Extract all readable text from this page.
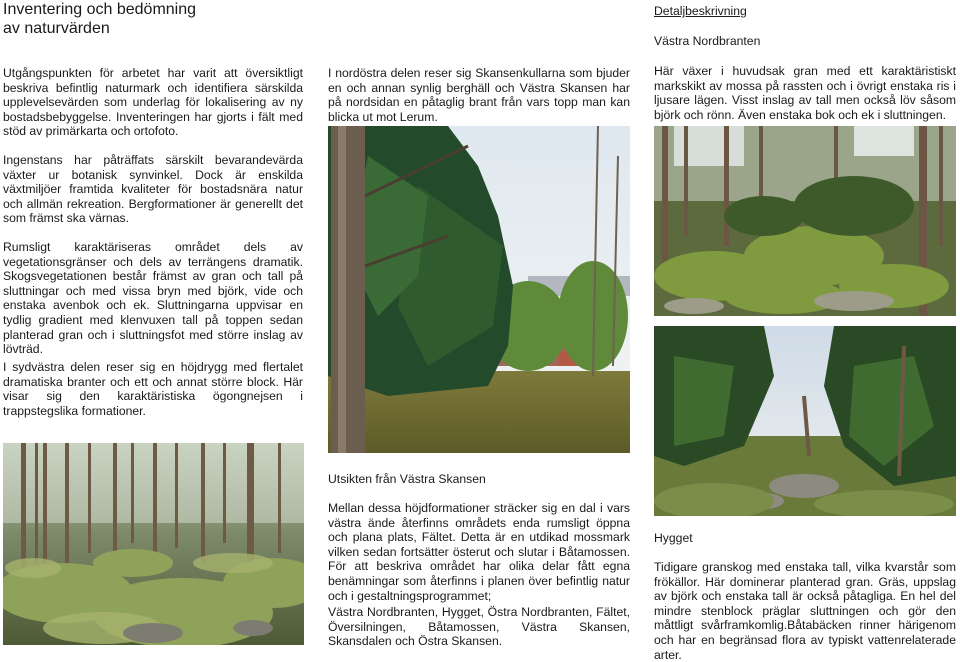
Inventering och bedömning
av naturvärden

Utgångspunkten för arbetet har varit att översiktligt beskriva befintlig naturmark och identifiera särskilda upplevelsevärden som underlag för lokalisering av ny bostadsbebyggelse. Inventeringen har gjorts i fält med stöd av primärkarta och ortofoto.

Ingenstans har påträffats särskilt bevarandevärda växter ur botanisk synvinkel. Dock är enskilda växtmiljöer framtida kvaliteter för bostadsnära natur och allmän rekreation. Bergformationer är generellt det som främst ska värnas.

Rumsligt karaktäriseras området dels av vegetationsgränser och dels av terrängens dramatik. Skogsvegetationen består främst av gran och tall på sluttningar och med vissa bryn med björk, vide och enstaka avenbok och ek. Sluttningarna uppvisar en tydlig gradient med klenvuxen tall på toppen sedan planterad gran och i sluttningsfot med större inslag av lövträd.

I sydvästra delen reser sig en höjdrygg med flertalet dramatiska branter och ett och annat större block. Här visar sig den karaktäristiska ögongnejsen i trappstegslika formationer.

I nordöstra delen reser sig Skansenkullarna som bjuder en och annan synlig berghäll och Västra Skansen har på nordsidan en påtaglig brant från vars topp man kan blicka ut mot Lerum.

Utsikten från Västra Skansen

Mellan dessa höjdformationer sträcker sig en dal i vars västra ände återfinns områdets enda rumsligt öppna och plana plats, Fältet. Detta är en utdikad mossmark vilken sedan fortsätter österut och slutar i Båtamossen. För att beskriva området har olika delar fått egna benämningar som återfinns i planen över befintlig natur och i gestaltningsprogrammet;

Västra Nordbranten, Hygget, Östra Nordbranten, Fältet, Översilningen, Båtamossen, Västra Skansen, Skansdalen och Östra Skansen.

Detaljbeskrivning

Västra Nordbranten

Här växer i huvudsak gran med ett karaktäristiskt markskikt av mossa på rassten och i övrigt enstaka ris i ljusare lägen. Visst inslag av tall men också löv såsom björk och rönn. Även enstaka bok och ek i sluttningen.

Hygget

Tidigare granskog med enstaka tall, vilka kvarstår som frökällor. Här dominerar planterad gran. Gräs, uppslag av björk och enstaka tall är också påtagliga. En hel del mindre stenblock präglar sluttningen och gör den måttligt svårframkomlig.Båtabäcken rinner härigenom och har en begränsad flora av typiskt vattenrelaterade arter.
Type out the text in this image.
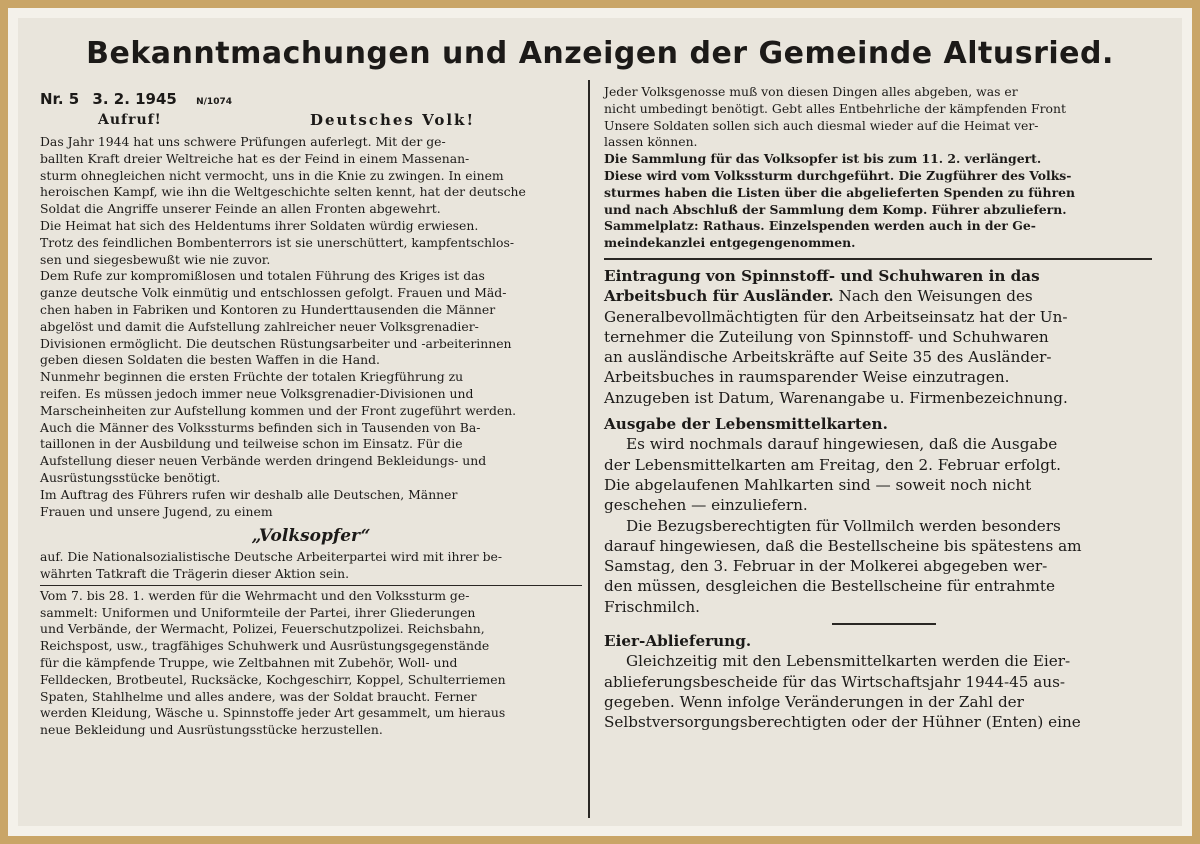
Bekanntmachungen und Anzeigen der Gemeinde Altusried.
Nr. 5 3. 2. 1945 N/1074
Aufruf!	Deutsches Volk!

Das Jahr 1944 hat uns schwere Prüfungen auferlegt. Mit der ge-
ballten Kraft dreier Weltreiche hat es der Feind in einem Massenan-
sturm ohnegleichen nicht vermocht, uns in die Knie zu zwingen. In einem
heroischen Kampf, wie ihn die Weltgeschichte selten kennt, hat der deutsche
Soldat die Angriffe unserer Feinde an allen Fronten abgewehrt.

Die Heimat hat sich des Heldentums ihrer Soldaten würdig erwiesen.
Trotz des feindlichen Bombenterrors ist sie unerschüttert, kampfentschlos-
sen und siegesbewußt wie nie zuvor.

Dem Rufe zur kompromißlosen und totalen Führung des Kriges ist das
ganze deutsche Volk einmütig und entschlossen gefolgt. Frauen und Mäd-
chen haben in Fabriken und Kontoren zu Hunderttausenden die Männer
abgelöst und damit die Aufstellung zahlreicher neuer Volksgrenadier-
Divisionen ermöglicht. Die deutschen Rüstungsarbeiter und -arbeiterinnen
geben diesen Soldaten die besten Waffen in die Hand.

Nunmehr beginnen die ersten Früchte der totalen Kriegführung zu
reifen. Es müssen jedoch immer neue Volksgrenadier-Divisionen und
Marscheinheiten zur Aufstellung kommen und der Front zugeführt werden.
Auch die Männer des Volkssturms befinden sich in Tausenden von Ba-
taillonen in der Ausbildung und teilweise schon im Einsatz. Für die
Aufstellung dieser neuen Verbände werden dringend Bekleidungs- und
Ausrüstungsstücke benötigt.

Im Auftrag des Führers rufen wir deshalb alle Deutschen, Männer
Frauen und unsere Jugend, zu einem

„Volksopfer“

auf. Die Nationalsozialistische Deutsche Arbeiterpartei wird mit ihrer be-
währten Tatkraft die Trägerin dieser Aktion sein.

Vom 7. bis 28. 1. werden für die Wehrmacht und den Volkssturm ge-
sammelt: Uniformen und Uniformteile der Partei, ihrer Gliederungen
und Verbände, der Wermacht, Polizei, Feuerschutzpolizei. Reichsbahn,
Reichspost, usw., tragfähiges Schuhwerk und Ausrüstungsgegenstände
für die kämpfende Truppe, wie Zeltbahnen mit Zubehör, Woll- und
Felldecken, Brotbeutel, Rucksäcke, Kochgeschirr, Koppel, Schulterriemen
Spaten, Stahlhelme und alles andere, was der Soldat braucht. Ferner
werden Kleidung, Wäsche u. Spinnstoffe jeder Art gesammelt, um hieraus
neue Bekleidung und Ausrüstungsstücke herzustellen.

Jeder Volksgenosse muß von diesen Dingen alles abgeben, was er
nicht umbedingt benötigt. Gebt alles Entbehrliche der kämpfenden Front
Unsere Soldaten sollen sich auch diesmal wieder auf die Heimat ver-
lassen können.

Die Sammlung für das Volksopfer ist bis zum 11. 2. verlängert.
Diese wird vom Volkssturm durchgeführt. Die Zugführer des Volks-
sturmes haben die Listen über die abgelieferten Spenden zu führen
und nach Abschluß der Sammlung dem Komp. Führer abzuliefern.

Sammelplatz: Rathaus. Einzelspenden werden auch in der Ge-
meindekanzlei entgegengenommen.

Eintragung von Spinnstoff- und Schuhwaren in das
Arbeitsbuch für Ausländer. Nach den Weisungen des
Generalbevollmächtigten für den Arbeitseinsatz hat der Un-
ternehmer die Zuteilung von Spinnstoff- und Schuhwaren
an ausländische Arbeitskräfte auf Seite 35 des Ausländer-
Arbeitsbuches in raumsparender Weise einzutragen.
Anzugeben ist Datum, Warenangabe u. Firmenbezeichnung.

Ausgabe der Lebensmittelkarten.

Es wird nochmals darauf hingewiesen, daß die Ausgabe
der Lebensmittelkarten am Freitag, den 2. Februar erfolgt.
Die abgelaufenen Mahlkarten sind — soweit noch nicht
geschehen — einzuliefern.

Die Bezugsberechtigten für Vollmilch werden besonders
darauf hingewiesen, daß die Bestellscheine bis spätestens am
Samstag, den 3. Februar in der Molkerei abgegeben wer-
den müssen, desgleichen die Bestellscheine für entrahmte
Frischmilch.

Eier-Ablieferung.

Gleichzeitig mit den Lebensmittelkarten werden die Eier-
ablieferungsbescheide für das Wirtschaftsjahr 1944-45 aus-
gegeben. Wenn infolge Veränderungen in der Zahl der
Selbstversorgungsberechtigten oder der Hühner (Enten) eine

★ ★ ★ ★ ★ ★ ★

Set out every line from the material that contains the string "Nordbranten".

- [Result of the exercise]
Västra Nordbranten, Hygget, Östra Nordbranten, Fältet, Översilningen, Båtamossen, Västra Skansen, Skansdalen och Östra Skansen.
Västra Nordbranten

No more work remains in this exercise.